--- Begin Task input ---
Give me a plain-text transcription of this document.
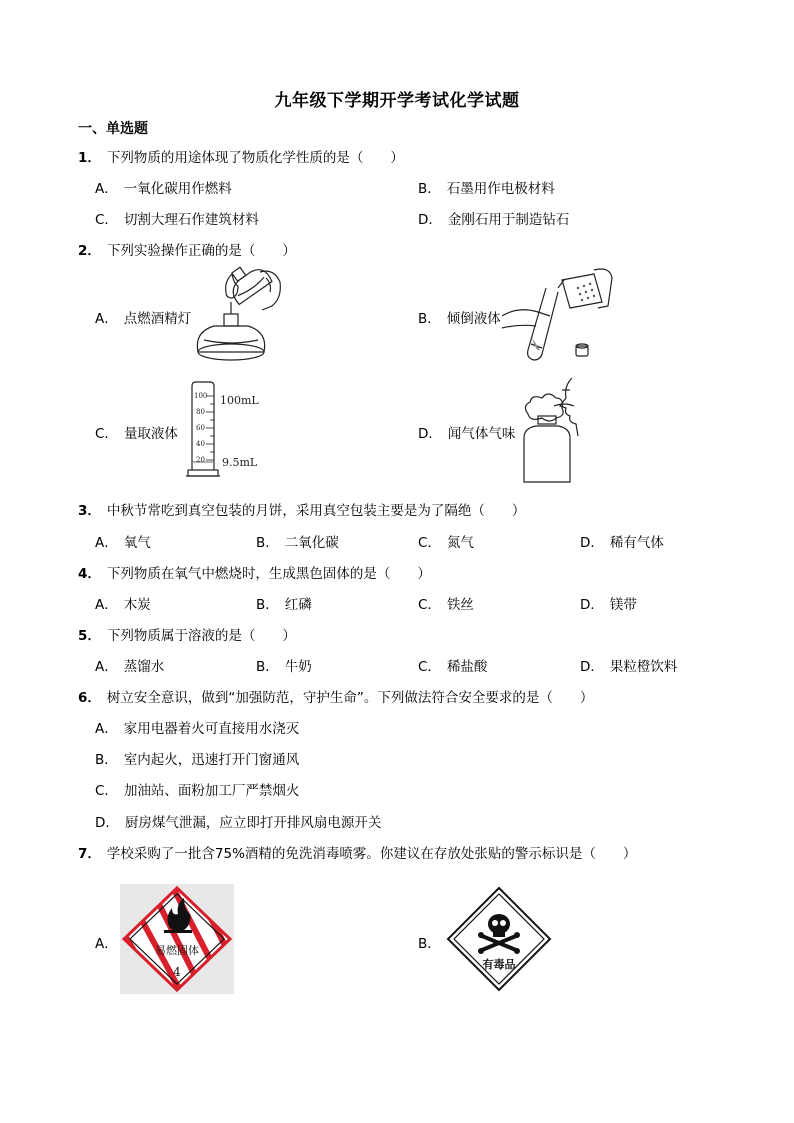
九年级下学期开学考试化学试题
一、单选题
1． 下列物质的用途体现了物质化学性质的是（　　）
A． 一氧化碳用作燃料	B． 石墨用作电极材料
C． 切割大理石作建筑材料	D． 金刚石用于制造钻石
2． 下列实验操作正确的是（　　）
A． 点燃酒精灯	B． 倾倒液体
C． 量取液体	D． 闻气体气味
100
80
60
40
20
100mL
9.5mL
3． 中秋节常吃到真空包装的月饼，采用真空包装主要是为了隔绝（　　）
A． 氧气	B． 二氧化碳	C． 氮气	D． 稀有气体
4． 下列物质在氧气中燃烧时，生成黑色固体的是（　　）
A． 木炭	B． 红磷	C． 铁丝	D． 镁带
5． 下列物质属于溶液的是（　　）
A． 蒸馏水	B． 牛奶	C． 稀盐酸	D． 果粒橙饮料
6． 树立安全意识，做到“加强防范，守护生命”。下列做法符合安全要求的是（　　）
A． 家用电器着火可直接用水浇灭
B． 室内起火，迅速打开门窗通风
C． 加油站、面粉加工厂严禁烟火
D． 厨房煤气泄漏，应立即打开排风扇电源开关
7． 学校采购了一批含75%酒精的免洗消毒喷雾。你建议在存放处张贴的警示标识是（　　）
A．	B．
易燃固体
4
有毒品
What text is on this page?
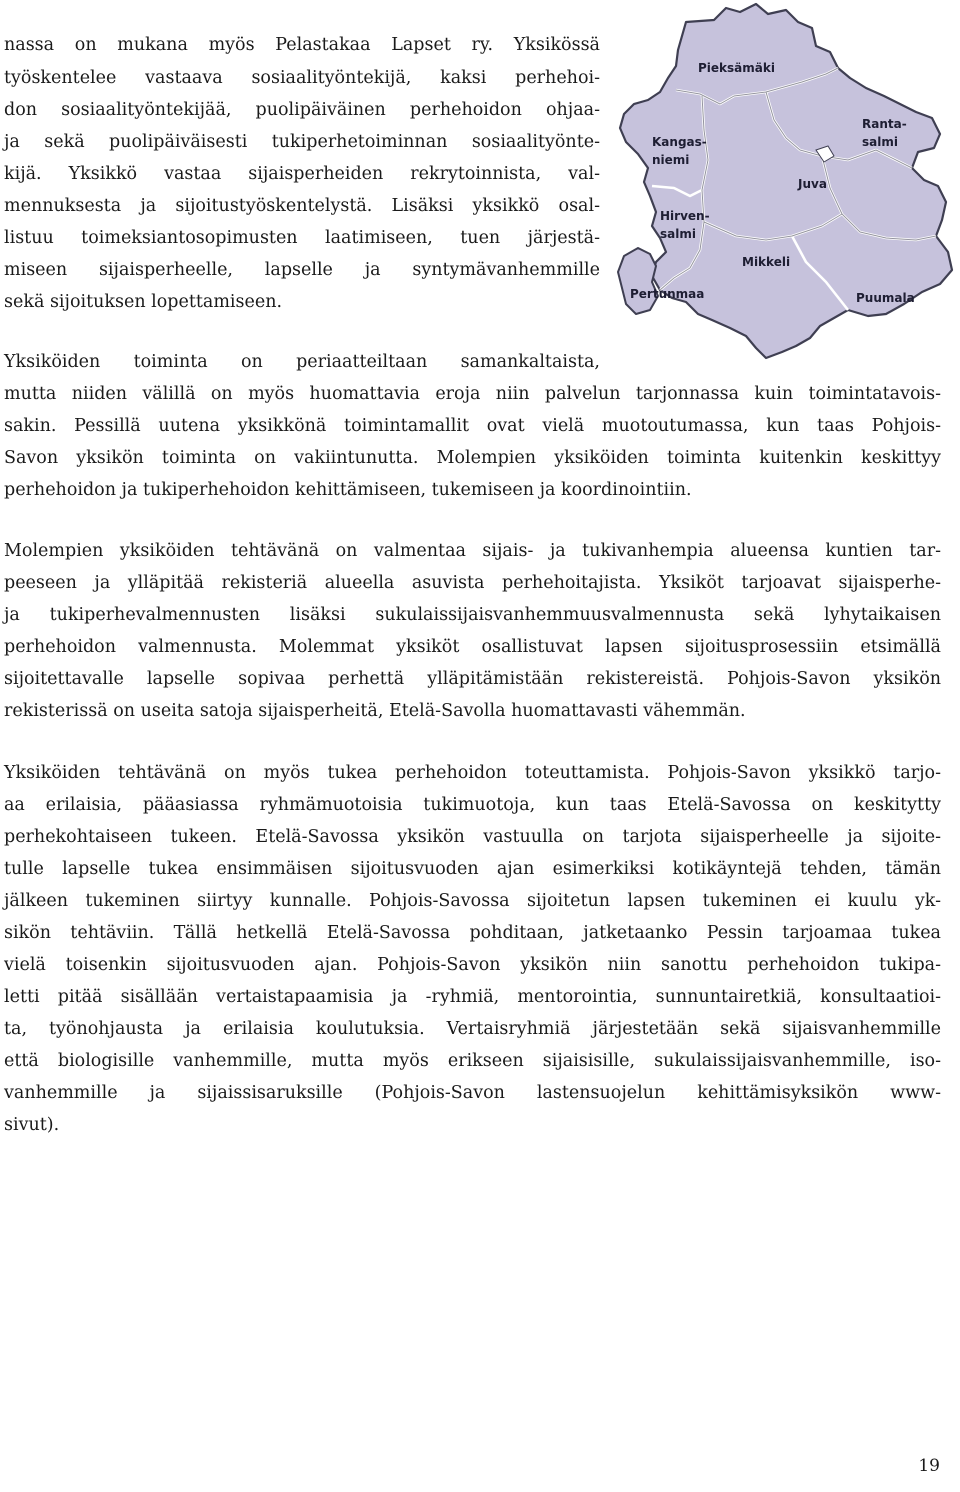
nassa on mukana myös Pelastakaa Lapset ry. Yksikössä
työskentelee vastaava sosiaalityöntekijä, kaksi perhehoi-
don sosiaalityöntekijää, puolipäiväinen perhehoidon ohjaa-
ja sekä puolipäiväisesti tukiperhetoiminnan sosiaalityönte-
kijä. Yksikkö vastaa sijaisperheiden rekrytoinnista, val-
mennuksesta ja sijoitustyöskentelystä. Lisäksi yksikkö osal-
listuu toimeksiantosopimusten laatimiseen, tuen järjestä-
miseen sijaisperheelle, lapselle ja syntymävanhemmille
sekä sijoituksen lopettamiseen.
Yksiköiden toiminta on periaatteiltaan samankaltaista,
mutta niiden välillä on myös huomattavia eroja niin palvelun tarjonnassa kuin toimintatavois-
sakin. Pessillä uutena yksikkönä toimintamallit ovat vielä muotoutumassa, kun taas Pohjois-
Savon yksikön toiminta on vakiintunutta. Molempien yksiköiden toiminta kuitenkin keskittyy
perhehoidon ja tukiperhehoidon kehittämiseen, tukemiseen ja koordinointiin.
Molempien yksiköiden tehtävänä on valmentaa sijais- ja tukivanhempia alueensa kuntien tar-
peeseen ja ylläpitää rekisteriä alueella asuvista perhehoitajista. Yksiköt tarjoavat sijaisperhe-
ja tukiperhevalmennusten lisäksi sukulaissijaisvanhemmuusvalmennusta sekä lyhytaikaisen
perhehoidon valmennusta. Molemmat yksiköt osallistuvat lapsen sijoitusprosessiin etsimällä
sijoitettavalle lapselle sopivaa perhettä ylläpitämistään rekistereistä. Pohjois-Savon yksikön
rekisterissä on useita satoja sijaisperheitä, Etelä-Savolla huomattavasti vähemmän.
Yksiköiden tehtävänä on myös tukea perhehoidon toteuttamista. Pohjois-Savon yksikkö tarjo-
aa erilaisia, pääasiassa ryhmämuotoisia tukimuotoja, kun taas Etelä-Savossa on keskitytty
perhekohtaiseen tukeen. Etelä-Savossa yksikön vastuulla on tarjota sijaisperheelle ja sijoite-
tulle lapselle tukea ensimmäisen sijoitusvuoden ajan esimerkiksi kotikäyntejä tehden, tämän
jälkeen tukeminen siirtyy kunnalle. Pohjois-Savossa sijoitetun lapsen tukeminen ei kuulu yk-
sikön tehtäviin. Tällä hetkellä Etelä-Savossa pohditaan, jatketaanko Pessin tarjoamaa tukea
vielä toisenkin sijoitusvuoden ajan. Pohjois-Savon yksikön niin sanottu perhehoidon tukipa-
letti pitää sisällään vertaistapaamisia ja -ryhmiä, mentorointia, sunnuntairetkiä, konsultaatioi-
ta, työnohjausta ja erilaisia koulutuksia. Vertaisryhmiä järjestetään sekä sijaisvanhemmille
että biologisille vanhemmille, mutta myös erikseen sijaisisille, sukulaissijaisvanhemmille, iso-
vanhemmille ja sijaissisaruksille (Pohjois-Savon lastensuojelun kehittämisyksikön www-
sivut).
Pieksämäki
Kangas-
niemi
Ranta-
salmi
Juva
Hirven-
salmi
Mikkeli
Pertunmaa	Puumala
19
--- End Task input ---
Without the pictures, transcribe the listing above exactly.

▸ Exercise output
Give me a plain-text transcription of this document.
九年级下学期开学考试化学试题
一、单选题
1． 下列物质的用途体现了物质化学性质的是（　　）
A． 一氧化碳用作燃料	B． 石墨用作电极材料
C． 切割大理石作建筑材料	D． 金刚石用于制造钻石
2． 下列实验操作正确的是（　　）
A． 点燃酒精灯	B． 倾倒液体
C． 量取液体	D． 闻气体气味
100
80
60
40
20
100mL
9.5mL
3． 中秋节常吃到真空包装的月饼，采用真空包装主要是为了隔绝（　　）
A． 氧气	B． 二氧化碳	C． 氮气	D． 稀有气体
4． 下列物质在氧气中燃烧时，生成黑色固体的是（　　）
A． 木炭	B． 红磷	C． 铁丝	D． 镁带
5． 下列物质属于溶液的是（　　）
A． 蒸馏水	B． 牛奶	C． 稀盐酸	D． 果粒橙饮料
6． 树立安全意识，做到“加强防范，守护生命”。下列做法符合安全要求的是（　　）
A． 家用电器着火可直接用水浇灭
B． 室内起火，迅速打开门窗通风
C． 加油站、面粉加工厂严禁烟火
D． 厨房煤气泄漏，应立即打开排风扇电源开关
7． 学校采购了一批含75%酒精的免洗消毒喷雾。你建议在存放处张贴的警示标识是（　　）
A．	B．
易燃固体
4
有毒品
What text is on this page?
nassa on mukana myös Pelastakaa Lapset ry. Yksikössä
työskentelee vastaava sosiaalityöntekijä, kaksi perhehoi-
don sosiaalityöntekijää, puolipäiväinen perhehoidon ohjaa-
ja sekä puolipäiväisesti tukiperhetoiminnan sosiaalityönte-
kijä. Yksikkö vastaa sijaisperheiden rekrytoinnista, val-
mennuksesta ja sijoitustyöskentelystä. Lisäksi yksikkö osal-
listuu toimeksiantosopimusten laatimiseen, tuen järjestä-
miseen sijaisperheelle, lapselle ja syntymävanhemmille
sekä sijoituksen lopettamiseen.
Yksiköiden toiminta on periaatteiltaan samankaltaista,
mutta niiden välillä on myös huomattavia eroja niin palvelun tarjonnassa kuin toimintatavois-
sakin. Pessillä uutena yksikkönä toimintamallit ovat vielä muotoutumassa, kun taas Pohjois-
Savon yksikön toiminta on vakiintunutta. Molempien yksiköiden toiminta kuitenkin keskittyy
perhehoidon ja tukiperhehoidon kehittämiseen, tukemiseen ja koordinointiin.
Molempien yksiköiden tehtävänä on valmentaa sijais- ja tukivanhempia alueensa kuntien tar-
peeseen ja ylläpitää rekisteriä alueella asuvista perhehoitajista. Yksiköt tarjoavat sijaisperhe-
ja tukiperhevalmennusten lisäksi sukulaissijaisvanhemmuusvalmennusta sekä lyhytaikaisen
perhehoidon valmennusta. Molemmat yksiköt osallistuvat lapsen sijoitusprosessiin etsimällä
sijoitettavalle lapselle sopivaa perhettä ylläpitämistään rekistereistä. Pohjois-Savon yksikön
rekisterissä on useita satoja sijaisperheitä, Etelä-Savolla huomattavasti vähemmän.
Yksiköiden tehtävänä on myös tukea perhehoidon toteuttamista. Pohjois-Savon yksikkö tarjo-
aa erilaisia, pääasiassa ryhmämuotoisia tukimuotoja, kun taas Etelä-Savossa on keskitytty
perhekohtaiseen tukeen. Etelä-Savossa yksikön vastuulla on tarjota sijaisperheelle ja sijoite-
tulle lapselle tukea ensimmäisen sijoitusvuoden ajan esimerkiksi kotikäyntejä tehden, tämän
jälkeen tukeminen siirtyy kunnalle. Pohjois-Savossa sijoitetun lapsen tukeminen ei kuulu yk-
sikön tehtäviin. Tällä hetkellä Etelä-Savossa pohditaan, jatketaanko Pessin tarjoamaa tukea
vielä toisenkin sijoitusvuoden ajan. Pohjois-Savon yksikön niin sanottu perhehoidon tukipa-
letti pitää sisällään vertaistapaamisia ja -ryhmiä, mentorointia, sunnuntairetkiä, konsultaatioi-
ta, työnohjausta ja erilaisia koulutuksia. Vertaisryhmiä järjestetään sekä sijaisvanhemmille
että biologisille vanhemmille, mutta myös erikseen sijaisisille, sukulaissijaisvanhemmille, iso-
vanhemmille ja sijaissisaruksille (Pohjois-Savon lastensuojelun kehittämisyksikön www-
sivut).
Pieksämäki
Kangas-
niemi
Ranta-
salmi
Juva
Hirven-
salmi
Mikkeli
Pertunmaa	Puumala
19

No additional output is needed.